ACTIVITY.
Wherever "gnomADStructuralVariants" turns up in the entries, copy out the line that holds it.

PROVIDED RECORDS.
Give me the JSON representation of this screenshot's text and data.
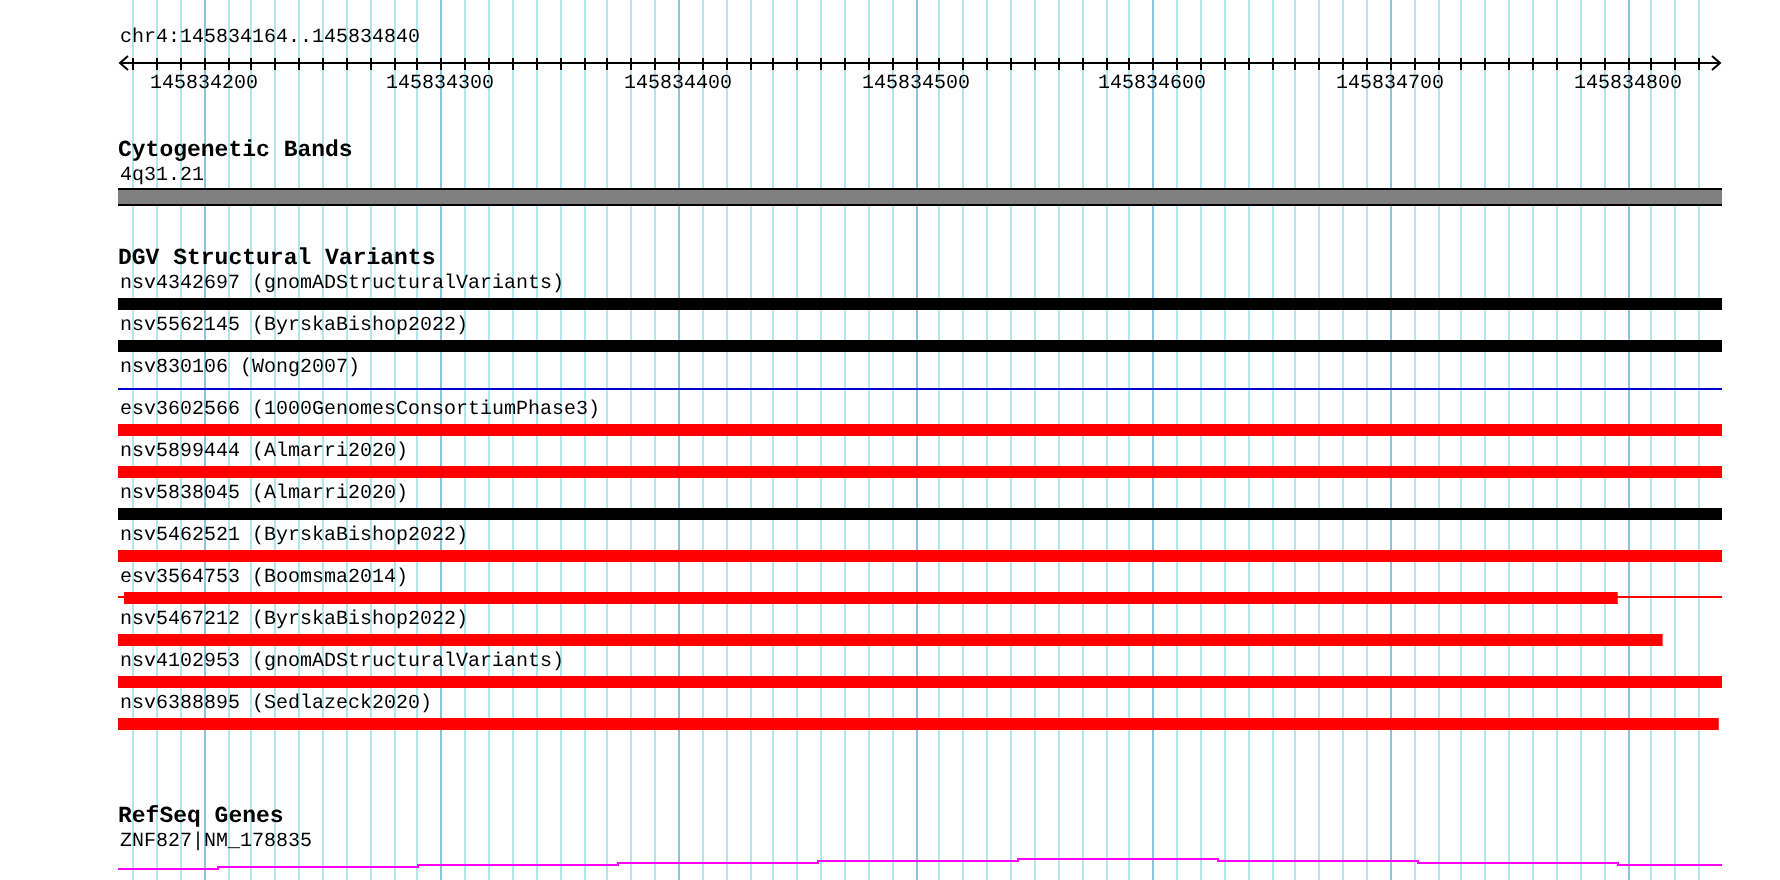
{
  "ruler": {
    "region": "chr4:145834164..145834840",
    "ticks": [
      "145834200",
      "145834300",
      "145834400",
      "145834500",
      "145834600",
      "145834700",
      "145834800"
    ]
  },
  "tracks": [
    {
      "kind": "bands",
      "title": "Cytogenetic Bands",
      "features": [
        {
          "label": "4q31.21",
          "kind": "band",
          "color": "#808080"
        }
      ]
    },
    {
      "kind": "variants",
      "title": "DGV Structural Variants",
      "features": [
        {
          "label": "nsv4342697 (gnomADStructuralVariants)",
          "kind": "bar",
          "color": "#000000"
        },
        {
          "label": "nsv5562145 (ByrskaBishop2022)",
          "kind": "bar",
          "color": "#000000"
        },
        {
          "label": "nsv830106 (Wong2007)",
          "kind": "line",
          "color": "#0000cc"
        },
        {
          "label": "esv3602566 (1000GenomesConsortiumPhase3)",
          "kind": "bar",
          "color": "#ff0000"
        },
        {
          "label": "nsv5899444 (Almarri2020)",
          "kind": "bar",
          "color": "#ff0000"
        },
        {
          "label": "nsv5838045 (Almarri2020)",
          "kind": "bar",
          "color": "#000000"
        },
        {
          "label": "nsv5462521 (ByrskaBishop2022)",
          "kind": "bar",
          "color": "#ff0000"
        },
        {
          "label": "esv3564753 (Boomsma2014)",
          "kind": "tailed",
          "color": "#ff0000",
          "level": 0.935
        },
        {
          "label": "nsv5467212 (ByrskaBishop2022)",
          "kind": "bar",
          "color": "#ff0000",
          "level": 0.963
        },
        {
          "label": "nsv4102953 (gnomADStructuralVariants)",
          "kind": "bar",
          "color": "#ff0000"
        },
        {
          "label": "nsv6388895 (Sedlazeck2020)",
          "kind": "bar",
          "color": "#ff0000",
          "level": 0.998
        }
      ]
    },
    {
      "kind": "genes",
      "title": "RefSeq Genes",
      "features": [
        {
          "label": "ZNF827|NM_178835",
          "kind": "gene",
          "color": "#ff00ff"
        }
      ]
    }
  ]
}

OUTPUT BELOW.
          "label": "nsv4342697 (gnomADStructuralVariants)",
          "label": "nsv4102953 (gnomADStructuralVariants)",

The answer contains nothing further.